Dataset excerpts:
************

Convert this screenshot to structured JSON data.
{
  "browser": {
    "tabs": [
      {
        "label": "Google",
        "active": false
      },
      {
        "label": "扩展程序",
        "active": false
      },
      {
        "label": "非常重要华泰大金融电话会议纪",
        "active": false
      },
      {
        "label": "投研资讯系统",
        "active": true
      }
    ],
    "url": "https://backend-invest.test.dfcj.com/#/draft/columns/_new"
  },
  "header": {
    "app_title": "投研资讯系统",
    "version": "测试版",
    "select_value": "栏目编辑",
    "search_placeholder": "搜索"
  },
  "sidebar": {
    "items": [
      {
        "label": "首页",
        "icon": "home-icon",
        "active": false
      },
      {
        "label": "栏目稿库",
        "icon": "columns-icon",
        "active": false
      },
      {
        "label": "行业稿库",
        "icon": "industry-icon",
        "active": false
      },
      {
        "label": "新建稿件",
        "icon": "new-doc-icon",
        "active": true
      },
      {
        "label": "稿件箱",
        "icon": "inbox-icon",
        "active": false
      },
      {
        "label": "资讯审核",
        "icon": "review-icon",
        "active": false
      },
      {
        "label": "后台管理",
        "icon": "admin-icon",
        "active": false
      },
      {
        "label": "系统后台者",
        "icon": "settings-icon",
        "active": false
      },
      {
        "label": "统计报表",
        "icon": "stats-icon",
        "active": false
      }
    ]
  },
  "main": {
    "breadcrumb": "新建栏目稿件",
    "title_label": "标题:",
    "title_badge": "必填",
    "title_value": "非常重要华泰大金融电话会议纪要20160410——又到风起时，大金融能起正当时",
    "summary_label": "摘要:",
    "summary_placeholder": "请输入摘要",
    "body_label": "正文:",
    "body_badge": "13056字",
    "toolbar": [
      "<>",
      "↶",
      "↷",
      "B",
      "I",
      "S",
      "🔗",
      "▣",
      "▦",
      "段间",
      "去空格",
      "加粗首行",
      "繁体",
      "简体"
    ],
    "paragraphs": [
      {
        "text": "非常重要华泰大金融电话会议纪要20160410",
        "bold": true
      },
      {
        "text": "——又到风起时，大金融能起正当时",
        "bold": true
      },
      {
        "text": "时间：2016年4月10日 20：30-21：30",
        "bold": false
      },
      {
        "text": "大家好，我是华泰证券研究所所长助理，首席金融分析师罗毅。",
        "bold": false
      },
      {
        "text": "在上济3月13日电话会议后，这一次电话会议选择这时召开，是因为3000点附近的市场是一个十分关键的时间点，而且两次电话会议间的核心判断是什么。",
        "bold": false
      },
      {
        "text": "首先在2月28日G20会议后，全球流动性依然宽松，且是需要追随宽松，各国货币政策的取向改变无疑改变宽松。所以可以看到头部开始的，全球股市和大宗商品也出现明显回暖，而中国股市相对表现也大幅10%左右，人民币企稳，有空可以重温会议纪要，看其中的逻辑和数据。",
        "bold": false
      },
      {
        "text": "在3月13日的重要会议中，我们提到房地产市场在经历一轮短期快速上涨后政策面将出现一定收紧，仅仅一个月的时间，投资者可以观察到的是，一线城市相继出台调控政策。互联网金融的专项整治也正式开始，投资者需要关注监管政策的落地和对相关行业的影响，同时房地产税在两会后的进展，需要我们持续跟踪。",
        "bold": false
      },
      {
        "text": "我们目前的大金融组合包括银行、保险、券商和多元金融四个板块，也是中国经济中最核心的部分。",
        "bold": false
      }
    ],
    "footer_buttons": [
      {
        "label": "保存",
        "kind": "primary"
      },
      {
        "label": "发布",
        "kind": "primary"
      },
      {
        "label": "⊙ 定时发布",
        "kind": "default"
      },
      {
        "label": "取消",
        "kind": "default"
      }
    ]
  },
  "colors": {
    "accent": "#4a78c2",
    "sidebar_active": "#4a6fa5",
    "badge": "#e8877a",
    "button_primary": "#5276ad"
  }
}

************

# PROBLEM TO WORK ON
Each line above must be reproduced exactly as it stands.

# RESULT
Convert this screenshot to structured JSON data.
{
  "browser": {
    "tabs": [
      {
        "label": "Google",
        "active": false
      },
      {
        "label": "扩展程序",
        "active": false
      },
      {
        "label": "非常重要华泰大金融电话会议纪",
        "active": false
      },
      {
        "label": "投研资讯系统",
        "active": true
      }
    ],
    "url": "https://backend-invest.test.dfcj.com/#/draft/columns/_new"
  },
  "header": {
    "app_title": "投研资讯系统",
    "version": "测试版",
    "select_value": "栏目编辑",
    "search_placeholder": "搜索"
  },
  "sidebar": {
    "items": [
      {
        "label": "首页",
        "icon": "home-icon",
        "active": false
      },
      {
        "label": "栏目稿库",
        "icon": "columns-icon",
        "active": false
      },
      {
        "label": "行业稿库",
        "icon": "industry-icon",
        "active": false
      },
      {
        "label": "新建稿件",
        "icon": "new-doc-icon",
        "active": true
      },
      {
        "label": "稿件箱",
        "icon": "inbox-icon",
        "active": false
      },
      {
        "label": "资讯审核",
        "icon": "review-icon",
        "active": false
      },
      {
        "label": "后台管理",
        "icon": "admin-icon",
        "active": false
      },
      {
        "label": "系统后台者",
        "icon": "settings-icon",
        "active": false
      },
      {
        "label": "统计报表",
        "icon": "stats-icon",
        "active": false
      }
    ]
  },
  "main": {
    "breadcrumb": "新建栏目稿件",
    "title_label": "标题:",
    "title_badge": "必填",
    "title_value": "非常重要华泰大金融电话会议纪要20160410——又到风起时，大金融能起正当时",
    "summary_label": "摘要:",
    "summary_placeholder": "请输入摘要",
    "body_label": "正文:",
    "body_badge": "13056字",
    "toolbar": [
      "<>",
      "↶",
      "↷",
      "B",
      "I",
      "S",
      "🔗",
      "▣",
      "▦",
      "段间",
      "去空格",
      "加粗首行",
      "繁体",
      "简体"
    ],
    "paragraphs": [
      {
        "text": "非常重要华泰大金融电话会议纪要20160410",
        "bold": true
      },
      {
        "text": "——又到风起时，大金融能起正当时",
        "bold": true
      },
      {
        "text": "时间：2016年4月10日 20：30-21：30",
        "bold": false
      },
      {
        "text": "大家好，我是华泰证券研究所所长助理，首席金融分析师罗毅。",
        "bold": false
      },
      {
        "text": "在上济3月13日电话会议后，这一次电话会议选择这时召开，是因为3000点附近的市场是一个十分关键的时间点，而且两次电话会议间的核心判断是什么。",
        "bold": false
      },
      {
        "text": "首先在2月28日G20会议后，全球流动性依然宽松，且是需要追随宽松，各国货币政策的取向改变无疑改变宽松。所以可以看到头部开始的，全球股市和大宗商品也出现明显回暖，而中国股市相对表现也大幅10%左右，人民币企稳，有空可以重温会议纪要，看其中的逻辑和数据。",
        "bold": false
      },
      {
        "text": "在3月13日的重要会议中，我们提到房地产市场在经历一轮短期快速上涨后政策面将出现一定收紧，仅仅一个月的时间，投资者可以观察到的是，一线城市相继出台调控政策。互联网金融的专项整治也正式开始，投资者需要关注监管政策的落地和对相关行业的影响，同时房地产税在两会后的进展，需要我们持续跟踪。",
        "bold": false
      },
      {
        "text": "我们目前的大金融组合包括银行、保险、券商和多元金融四个板块，也是中国经济中最核心的部分。",
        "bold": false
      }
    ],
    "footer_buttons": [
      {
        "label": "保存",
        "kind": "primary"
      },
      {
        "label": "发布",
        "kind": "primary"
      },
      {
        "label": "⊙ 定时发布",
        "kind": "default"
      },
      {
        "label": "取消",
        "kind": "default"
      }
    ]
  },
  "colors": {
    "accent": "#4a78c2",
    "sidebar_active": "#4a6fa5",
    "badge": "#e8877a",
    "button_primary": "#5276ad"
  }
}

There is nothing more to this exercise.